Given exercise:
Locate all lines with the word "data" and copy them out.

-- BEGIN Given records --

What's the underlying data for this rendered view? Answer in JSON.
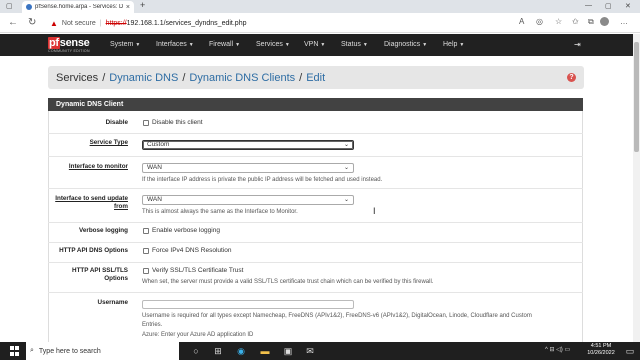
{
  "browser": {
    "tab_title": "pfSense.home.arpa - Services: D",
    "tab_close": "×",
    "new_tab": "+",
    "not_secure": "Not secure",
    "url_scheme": "https://",
    "url_rest": "192.168.1.1/services_dyndns_edit.php",
    "icons": [
      "back-icon",
      "refresh-icon",
      "read-aloud-icon",
      "favorite-icon",
      "collections-icon",
      "profile-icon",
      "menu-icon"
    ]
  },
  "nav": {
    "logo_main": "pf",
    "logo_rest": "sense",
    "logo_sub": "COMMUNITY EDITION",
    "menus": [
      "System",
      "Interfaces",
      "Firewall",
      "Services",
      "VPN",
      "Status",
      "Diagnostics",
      "Help"
    ],
    "logout_icon": "logout-icon"
  },
  "breadcrumb": {
    "root": "Services",
    "items": [
      "Dynamic DNS",
      "Dynamic DNS Clients",
      "Edit"
    ],
    "sep": "/"
  },
  "panel": {
    "title": "Dynamic DNS Client",
    "disable": {
      "label": "Disable",
      "check": "Disable this client"
    },
    "service_type": {
      "label": "Service Type",
      "value": "Custom"
    },
    "iface_monitor": {
      "label": "Interface to monitor",
      "value": "WAN",
      "help": "If the interface IP address is private the public IP address will be fetched and used instead."
    },
    "iface_update": {
      "label_1": "Interface to send update",
      "label_2": "from",
      "value": "WAN",
      "help": "This is almost always the same as the Interface to Monitor."
    },
    "verbose": {
      "label": "Verbose logging",
      "check": "Enable verbose logging"
    },
    "http_dns": {
      "label": "HTTP API DNS Options",
      "check": "Force IPv4 DNS Resolution"
    },
    "http_ssl": {
      "label_1": "HTTP API SSL/TLS",
      "label_2": "Options",
      "check": "Verify SSL/TLS Certificate Trust",
      "help": "When set, the server must provide a valid SSL/TLS certificate trust chain which can be verified by this firewall."
    },
    "username": {
      "label": "Username",
      "help_1": "Username is required for all types except Namecheap, FreeDNS (APIv1&2), FreeDNS-v6 (APIv1&2), DigitalOcean, Linode, Cloudflare and Custom",
      "help_2": "Entries.",
      "help_3": "Azure: Enter your Azure AD application ID"
    }
  },
  "taskbar": {
    "search_placeholder": "Type here to search",
    "time": "4:51 PM",
    "date": "10/26/2022"
  }
}
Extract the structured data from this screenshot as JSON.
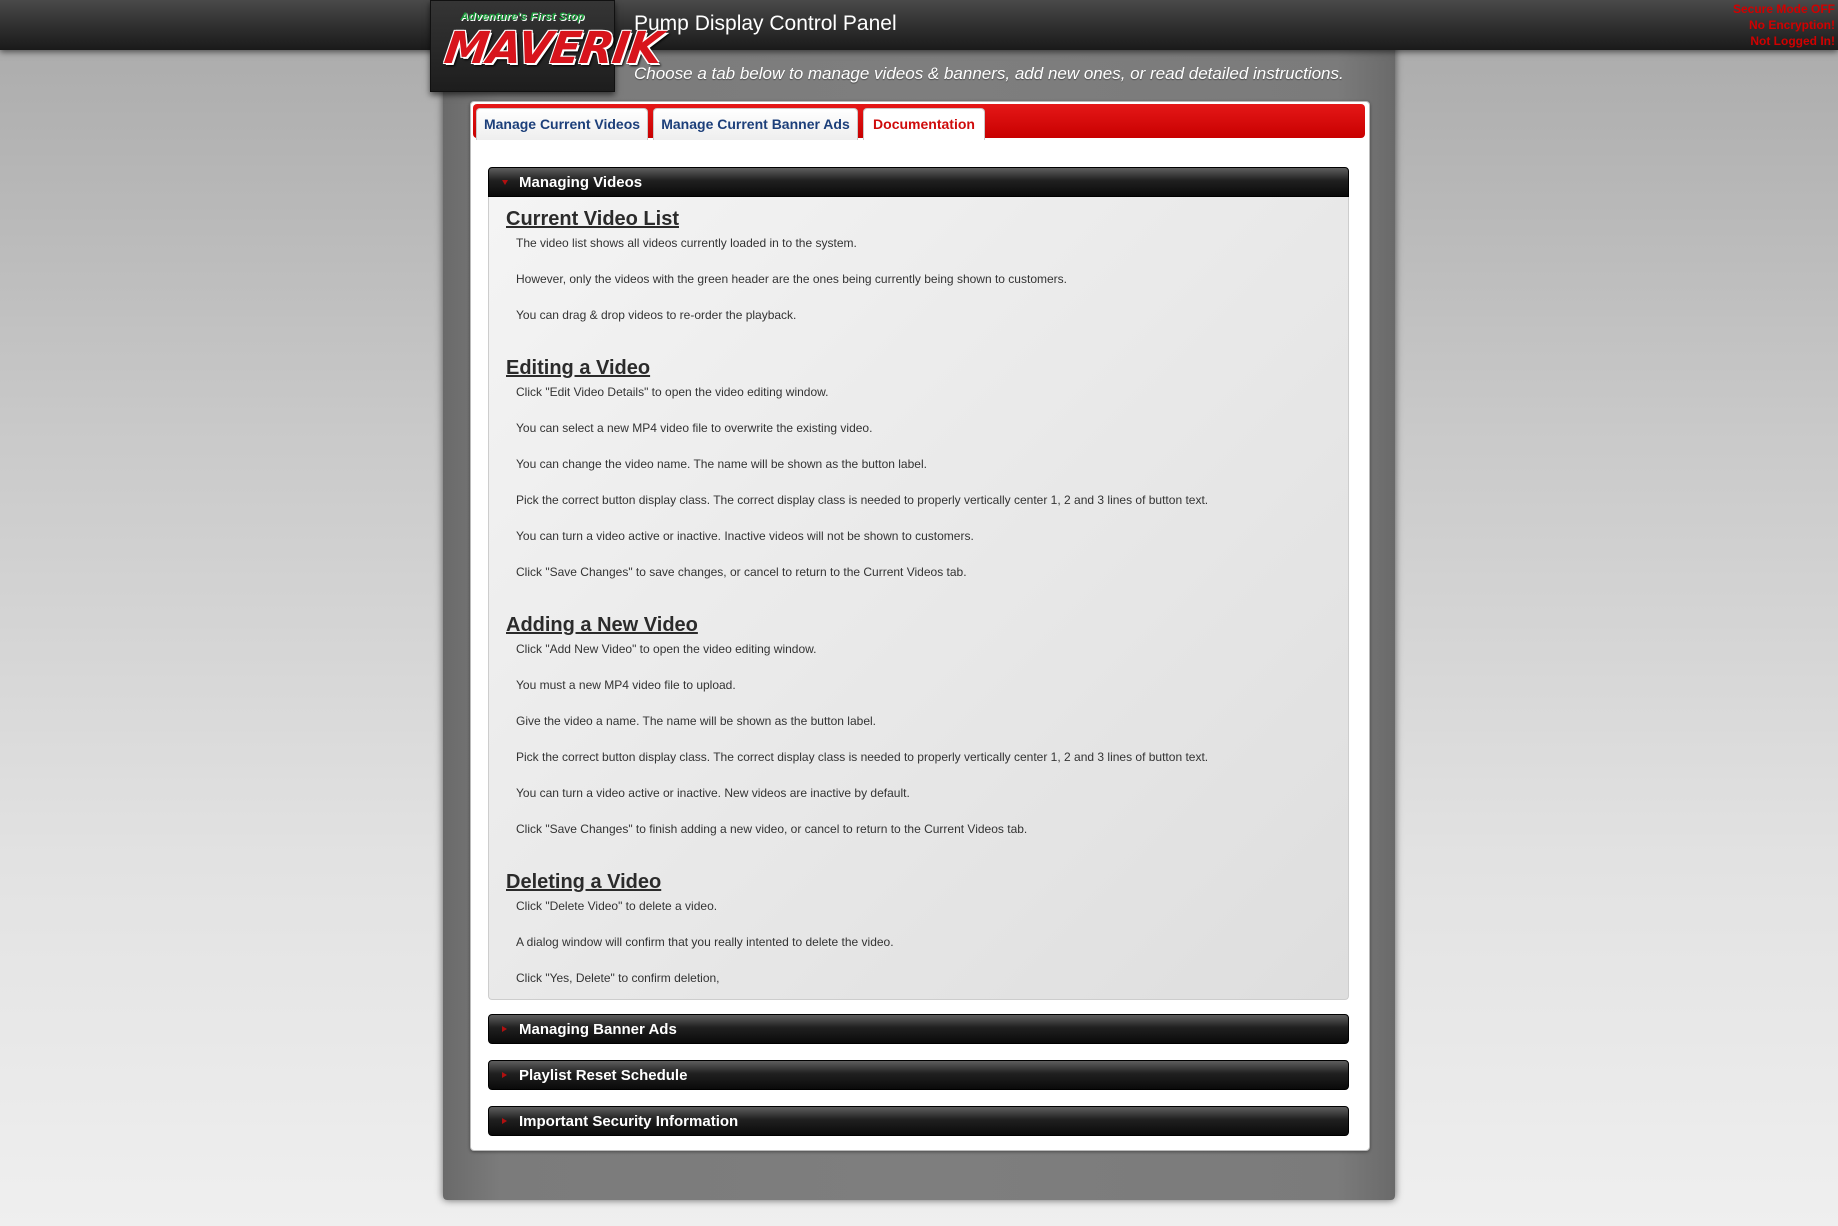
{
  "header": {
    "logo_tagline": "Adventure's First Stop",
    "logo_brand": "MAVERIK",
    "title": "Pump Display Control Panel",
    "subtitle": "Choose a tab below to manage videos & banners, add new ones, or read detailed instructions."
  },
  "status": {
    "secure_mode": "Secure Mode OFF",
    "encryption": "No Encryption!",
    "login": "Not Logged In!"
  },
  "tabs": [
    {
      "label": "Manage Current Videos",
      "active": false
    },
    {
      "label": "Manage Current Banner Ads",
      "active": false
    },
    {
      "label": "Documentation",
      "active": true
    }
  ],
  "accordion": [
    {
      "title": "Managing Videos",
      "open": true,
      "sections": [
        {
          "heading": "Current Video List",
          "paragraphs": [
            "The video list shows all videos currently loaded in to the system.",
            "However, only the videos with the green header are the ones being currently being shown to customers.",
            "You can drag & drop videos to re-order the playback."
          ]
        },
        {
          "heading": "Editing a Video",
          "paragraphs": [
            "Click \"Edit Video Details\" to open the video editing window.",
            "You can select a new MP4 video file to overwrite the existing video.",
            "You can change the video name. The name will be shown as the button label.",
            "Pick the correct button display class. The correct display class is needed to properly vertically center 1, 2 and 3 lines of button text.",
            "You can turn a video active or inactive. Inactive videos will not be shown to customers.",
            "Click \"Save Changes\" to save changes, or cancel to return to the Current Videos tab."
          ]
        },
        {
          "heading": "Adding a New Video",
          "paragraphs": [
            "Click \"Add New Video\" to open the video editing window.",
            "You must a new MP4 video file to upload.",
            "Give the video a name. The name will be shown as the button label.",
            "Pick the correct button display class. The correct display class is needed to properly vertically center 1, 2 and 3 lines of button text.",
            "You can turn a video active or inactive. New videos are inactive by default.",
            "Click \"Save Changes\" to finish adding a new video, or cancel to return to the Current Videos tab."
          ]
        },
        {
          "heading": "Deleting a Video",
          "paragraphs": [
            "Click \"Delete Video\" to delete a video.",
            "A dialog window will confirm that you really intented to delete the video.",
            "Click \"Yes, Delete\" to confirm deletion,"
          ]
        }
      ]
    },
    {
      "title": "Managing Banner Ads",
      "open": false
    },
    {
      "title": "Playlist Reset Schedule",
      "open": false
    },
    {
      "title": "Important Security Information",
      "open": false
    }
  ],
  "colors": {
    "accent_red": "#c80000",
    "tab_text_blue": "#1c3f7a",
    "status_red": "#d10000"
  }
}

-- END Given records --

Solution to this task:
What's the underlying data for this rendered view? Answer in JSON.
Extract the structured data from this screenshot as JSON.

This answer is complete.